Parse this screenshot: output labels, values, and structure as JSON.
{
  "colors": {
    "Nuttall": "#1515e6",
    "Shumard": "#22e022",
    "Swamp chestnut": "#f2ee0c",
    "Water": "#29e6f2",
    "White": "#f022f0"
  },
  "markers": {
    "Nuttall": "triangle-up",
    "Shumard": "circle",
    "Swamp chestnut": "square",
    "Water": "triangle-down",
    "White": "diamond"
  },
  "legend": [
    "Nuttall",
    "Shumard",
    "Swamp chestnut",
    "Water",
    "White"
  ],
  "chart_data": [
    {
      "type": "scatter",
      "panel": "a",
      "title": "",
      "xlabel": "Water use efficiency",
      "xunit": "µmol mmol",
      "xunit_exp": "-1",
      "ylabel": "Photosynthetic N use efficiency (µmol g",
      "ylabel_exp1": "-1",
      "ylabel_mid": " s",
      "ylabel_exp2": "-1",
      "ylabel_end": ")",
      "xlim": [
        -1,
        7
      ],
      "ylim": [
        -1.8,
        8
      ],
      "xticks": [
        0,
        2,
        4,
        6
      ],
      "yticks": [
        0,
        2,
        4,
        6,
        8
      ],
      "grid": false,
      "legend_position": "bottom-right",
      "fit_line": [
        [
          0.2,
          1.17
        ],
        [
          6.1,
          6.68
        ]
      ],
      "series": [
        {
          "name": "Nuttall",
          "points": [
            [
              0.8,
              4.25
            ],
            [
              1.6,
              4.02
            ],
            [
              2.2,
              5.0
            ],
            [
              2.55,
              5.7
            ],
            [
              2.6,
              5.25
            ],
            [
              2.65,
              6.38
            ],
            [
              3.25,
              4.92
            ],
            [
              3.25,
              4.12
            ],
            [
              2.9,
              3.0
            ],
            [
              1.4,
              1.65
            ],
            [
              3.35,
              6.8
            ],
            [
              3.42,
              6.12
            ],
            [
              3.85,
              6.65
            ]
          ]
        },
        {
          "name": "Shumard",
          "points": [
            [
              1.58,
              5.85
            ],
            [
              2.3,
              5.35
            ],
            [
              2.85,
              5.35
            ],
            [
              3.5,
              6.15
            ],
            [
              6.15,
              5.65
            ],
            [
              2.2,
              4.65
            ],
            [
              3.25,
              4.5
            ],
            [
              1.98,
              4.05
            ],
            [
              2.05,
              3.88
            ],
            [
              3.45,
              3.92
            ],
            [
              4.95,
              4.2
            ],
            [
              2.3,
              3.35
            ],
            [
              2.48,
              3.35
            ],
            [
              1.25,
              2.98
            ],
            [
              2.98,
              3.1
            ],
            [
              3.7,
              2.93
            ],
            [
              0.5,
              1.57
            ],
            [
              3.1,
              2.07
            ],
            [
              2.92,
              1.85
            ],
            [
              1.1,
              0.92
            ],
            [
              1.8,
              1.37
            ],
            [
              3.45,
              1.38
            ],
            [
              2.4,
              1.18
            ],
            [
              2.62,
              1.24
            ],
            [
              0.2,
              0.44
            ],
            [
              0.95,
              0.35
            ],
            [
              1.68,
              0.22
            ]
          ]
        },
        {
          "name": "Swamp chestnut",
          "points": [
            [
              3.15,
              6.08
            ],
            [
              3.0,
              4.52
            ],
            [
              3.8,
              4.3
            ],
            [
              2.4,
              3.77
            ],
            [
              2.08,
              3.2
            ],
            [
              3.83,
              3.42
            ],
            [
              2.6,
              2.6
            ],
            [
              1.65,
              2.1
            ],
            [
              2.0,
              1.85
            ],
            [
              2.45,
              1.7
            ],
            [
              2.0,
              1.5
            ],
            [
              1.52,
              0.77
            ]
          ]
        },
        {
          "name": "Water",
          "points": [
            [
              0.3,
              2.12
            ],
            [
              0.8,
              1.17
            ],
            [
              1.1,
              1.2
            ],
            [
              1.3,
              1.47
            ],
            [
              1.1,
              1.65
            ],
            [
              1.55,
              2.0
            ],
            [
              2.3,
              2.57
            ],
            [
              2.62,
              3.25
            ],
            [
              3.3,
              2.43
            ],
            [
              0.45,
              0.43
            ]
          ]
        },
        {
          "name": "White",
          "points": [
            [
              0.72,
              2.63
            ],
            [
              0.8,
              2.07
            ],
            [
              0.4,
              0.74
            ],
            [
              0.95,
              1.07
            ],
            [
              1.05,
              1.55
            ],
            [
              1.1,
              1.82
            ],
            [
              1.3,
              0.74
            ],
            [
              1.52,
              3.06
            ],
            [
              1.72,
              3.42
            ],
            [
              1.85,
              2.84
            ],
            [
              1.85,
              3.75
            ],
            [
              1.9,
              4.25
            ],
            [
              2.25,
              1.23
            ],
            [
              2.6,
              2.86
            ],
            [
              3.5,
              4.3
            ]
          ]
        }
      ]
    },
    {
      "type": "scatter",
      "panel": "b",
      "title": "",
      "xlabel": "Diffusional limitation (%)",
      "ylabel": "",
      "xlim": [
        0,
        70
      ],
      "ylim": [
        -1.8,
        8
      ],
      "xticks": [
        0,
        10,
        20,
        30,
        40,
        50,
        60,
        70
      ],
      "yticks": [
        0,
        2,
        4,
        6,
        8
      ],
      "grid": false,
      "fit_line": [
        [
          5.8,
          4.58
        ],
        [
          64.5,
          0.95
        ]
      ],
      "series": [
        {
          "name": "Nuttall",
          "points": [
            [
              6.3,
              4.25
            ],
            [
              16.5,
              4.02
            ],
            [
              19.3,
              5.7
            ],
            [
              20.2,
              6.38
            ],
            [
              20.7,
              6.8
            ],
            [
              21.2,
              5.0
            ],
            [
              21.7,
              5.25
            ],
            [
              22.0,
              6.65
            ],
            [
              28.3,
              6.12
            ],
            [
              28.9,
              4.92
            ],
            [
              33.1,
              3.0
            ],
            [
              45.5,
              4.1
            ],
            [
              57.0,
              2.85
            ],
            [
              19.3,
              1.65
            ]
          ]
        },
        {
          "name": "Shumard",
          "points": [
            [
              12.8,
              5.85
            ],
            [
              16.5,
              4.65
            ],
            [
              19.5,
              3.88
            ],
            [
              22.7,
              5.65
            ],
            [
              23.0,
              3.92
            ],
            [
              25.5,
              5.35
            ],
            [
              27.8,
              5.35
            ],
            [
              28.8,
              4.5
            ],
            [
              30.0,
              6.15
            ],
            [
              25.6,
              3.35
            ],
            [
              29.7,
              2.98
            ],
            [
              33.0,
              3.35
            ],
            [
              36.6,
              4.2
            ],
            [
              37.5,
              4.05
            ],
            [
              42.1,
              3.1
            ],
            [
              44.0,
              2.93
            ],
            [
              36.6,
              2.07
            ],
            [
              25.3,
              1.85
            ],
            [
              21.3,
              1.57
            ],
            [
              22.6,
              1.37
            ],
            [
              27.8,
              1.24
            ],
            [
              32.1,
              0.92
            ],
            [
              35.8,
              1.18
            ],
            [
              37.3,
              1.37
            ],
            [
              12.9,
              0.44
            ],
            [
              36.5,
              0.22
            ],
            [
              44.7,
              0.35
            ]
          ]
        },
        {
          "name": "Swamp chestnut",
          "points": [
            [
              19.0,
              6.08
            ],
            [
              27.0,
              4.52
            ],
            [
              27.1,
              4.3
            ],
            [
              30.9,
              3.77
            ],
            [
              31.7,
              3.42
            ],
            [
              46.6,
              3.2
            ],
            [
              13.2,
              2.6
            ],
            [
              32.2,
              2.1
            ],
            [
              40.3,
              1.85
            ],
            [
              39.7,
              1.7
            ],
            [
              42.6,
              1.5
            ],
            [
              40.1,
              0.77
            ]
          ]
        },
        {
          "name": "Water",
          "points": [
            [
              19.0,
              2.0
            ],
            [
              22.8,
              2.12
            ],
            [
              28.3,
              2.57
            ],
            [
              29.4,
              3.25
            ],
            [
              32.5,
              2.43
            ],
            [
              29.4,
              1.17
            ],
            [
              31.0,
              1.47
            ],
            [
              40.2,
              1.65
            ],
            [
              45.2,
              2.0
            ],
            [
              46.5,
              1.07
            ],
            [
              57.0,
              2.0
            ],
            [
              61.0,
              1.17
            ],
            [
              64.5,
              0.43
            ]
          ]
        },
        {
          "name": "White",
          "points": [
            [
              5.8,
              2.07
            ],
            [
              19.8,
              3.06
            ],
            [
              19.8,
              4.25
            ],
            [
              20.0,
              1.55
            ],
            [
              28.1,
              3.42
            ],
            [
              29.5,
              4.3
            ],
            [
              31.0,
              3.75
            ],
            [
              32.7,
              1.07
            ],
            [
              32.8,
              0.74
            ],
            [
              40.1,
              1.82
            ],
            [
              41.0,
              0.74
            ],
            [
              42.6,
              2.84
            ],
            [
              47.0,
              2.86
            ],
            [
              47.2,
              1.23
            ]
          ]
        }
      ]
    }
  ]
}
━━━
__STATED EXERCISE__.
In the records above, how many lines hold the string "xlabel"? Reply with only the number.

__WRITTEN ANSWER__.
2